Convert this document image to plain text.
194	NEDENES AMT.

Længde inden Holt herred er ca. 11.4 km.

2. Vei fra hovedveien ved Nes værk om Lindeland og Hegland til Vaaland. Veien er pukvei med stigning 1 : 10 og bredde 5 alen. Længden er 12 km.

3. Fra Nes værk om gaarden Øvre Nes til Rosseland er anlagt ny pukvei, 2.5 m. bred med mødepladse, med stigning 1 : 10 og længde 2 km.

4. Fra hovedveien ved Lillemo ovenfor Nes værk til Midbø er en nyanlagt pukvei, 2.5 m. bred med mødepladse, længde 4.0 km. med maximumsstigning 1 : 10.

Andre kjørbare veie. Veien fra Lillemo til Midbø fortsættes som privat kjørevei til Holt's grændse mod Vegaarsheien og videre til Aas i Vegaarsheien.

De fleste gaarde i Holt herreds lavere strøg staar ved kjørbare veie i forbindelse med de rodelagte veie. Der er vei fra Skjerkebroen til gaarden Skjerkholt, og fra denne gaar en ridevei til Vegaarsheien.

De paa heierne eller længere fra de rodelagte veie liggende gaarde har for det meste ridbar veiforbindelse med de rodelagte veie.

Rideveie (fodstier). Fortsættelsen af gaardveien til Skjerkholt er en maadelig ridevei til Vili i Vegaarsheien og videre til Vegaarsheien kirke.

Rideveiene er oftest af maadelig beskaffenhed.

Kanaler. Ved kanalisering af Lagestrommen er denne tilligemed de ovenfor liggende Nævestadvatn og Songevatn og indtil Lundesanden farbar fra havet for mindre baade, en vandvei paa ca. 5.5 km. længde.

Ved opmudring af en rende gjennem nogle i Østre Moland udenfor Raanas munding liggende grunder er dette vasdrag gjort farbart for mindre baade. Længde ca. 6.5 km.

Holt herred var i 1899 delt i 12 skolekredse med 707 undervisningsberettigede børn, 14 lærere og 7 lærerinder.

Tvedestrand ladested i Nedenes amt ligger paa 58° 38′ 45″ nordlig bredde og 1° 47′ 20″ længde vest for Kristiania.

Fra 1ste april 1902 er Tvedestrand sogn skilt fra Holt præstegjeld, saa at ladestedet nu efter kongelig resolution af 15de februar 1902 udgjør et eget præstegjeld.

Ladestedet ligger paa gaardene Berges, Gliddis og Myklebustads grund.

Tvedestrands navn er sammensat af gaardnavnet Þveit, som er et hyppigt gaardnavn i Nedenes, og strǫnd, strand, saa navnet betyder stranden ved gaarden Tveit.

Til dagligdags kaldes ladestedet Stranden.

--*--

Problem to work on »
Output an exact copy of each record.

Output »
Convert this document image to plain text.
194	NEDENES AMT.

Længde inden Holt herred er ca. 11.4 km.

2. Vei fra hovedveien ved Nes værk om Lindeland og Hegland til Vaaland. Veien er pukvei med stigning 1 : 10 og bredde 5 alen. Længden er 12 km.

3. Fra Nes værk om gaarden Øvre Nes til Rosseland er anlagt ny pukvei, 2.5 m. bred med mødepladse, med stigning 1 : 10 og længde 2 km.

4. Fra hovedveien ved Lillemo ovenfor Nes værk til Midbø er en nyanlagt pukvei, 2.5 m. bred med mødepladse, længde 4.0 km. med maximumsstigning 1 : 10.

Andre kjørbare veie. Veien fra Lillemo til Midbø fortsættes som privat kjørevei til Holt's grændse mod Vegaarsheien og videre til Aas i Vegaarsheien.

De fleste gaarde i Holt herreds lavere strøg staar ved kjørbare veie i forbindelse med de rodelagte veie. Der er vei fra Skjerkebroen til gaarden Skjerkholt, og fra denne gaar en ridevei til Vegaarsheien.

De paa heierne eller længere fra de rodelagte veie liggende gaarde har for det meste ridbar veiforbindelse med de rodelagte veie.

Rideveie (fodstier). Fortsættelsen af gaardveien til Skjerkholt er en maadelig ridevei til Vili i Vegaarsheien og videre til Vegaarsheien kirke.

Rideveiene er oftest af maadelig beskaffenhed.

Kanaler. Ved kanalisering af Lagestrommen er denne tilligemed de ovenfor liggende Nævestadvatn og Songevatn og indtil Lundesanden farbar fra havet for mindre baade, en vandvei paa ca. 5.5 km. længde.

Ved opmudring af en rende gjennem nogle i Østre Moland udenfor Raanas munding liggende grunder er dette vasdrag gjort farbart for mindre baade. Længde ca. 6.5 km.

Holt herred var i 1899 delt i 12 skolekredse med 707 undervisningsberettigede børn, 14 lærere og 7 lærerinder.

Tvedestrand ladested i Nedenes amt ligger paa 58° 38′ 45″ nordlig bredde og 1° 47′ 20″ længde vest for Kristiania.

Fra 1ste april 1902 er Tvedestrand sogn skilt fra Holt præstegjeld, saa at ladestedet nu efter kongelig resolution af 15de februar 1902 udgjør et eget præstegjeld.

Ladestedet ligger paa gaardene Berges, Gliddis og Myklebustads grund.

Tvedestrands navn er sammensat af gaardnavnet Þveit, som er et hyppigt gaardnavn i Nedenes, og strǫnd, strand, saa navnet betyder stranden ved gaarden Tveit.

Til dagligdags kaldes ladestedet Stranden.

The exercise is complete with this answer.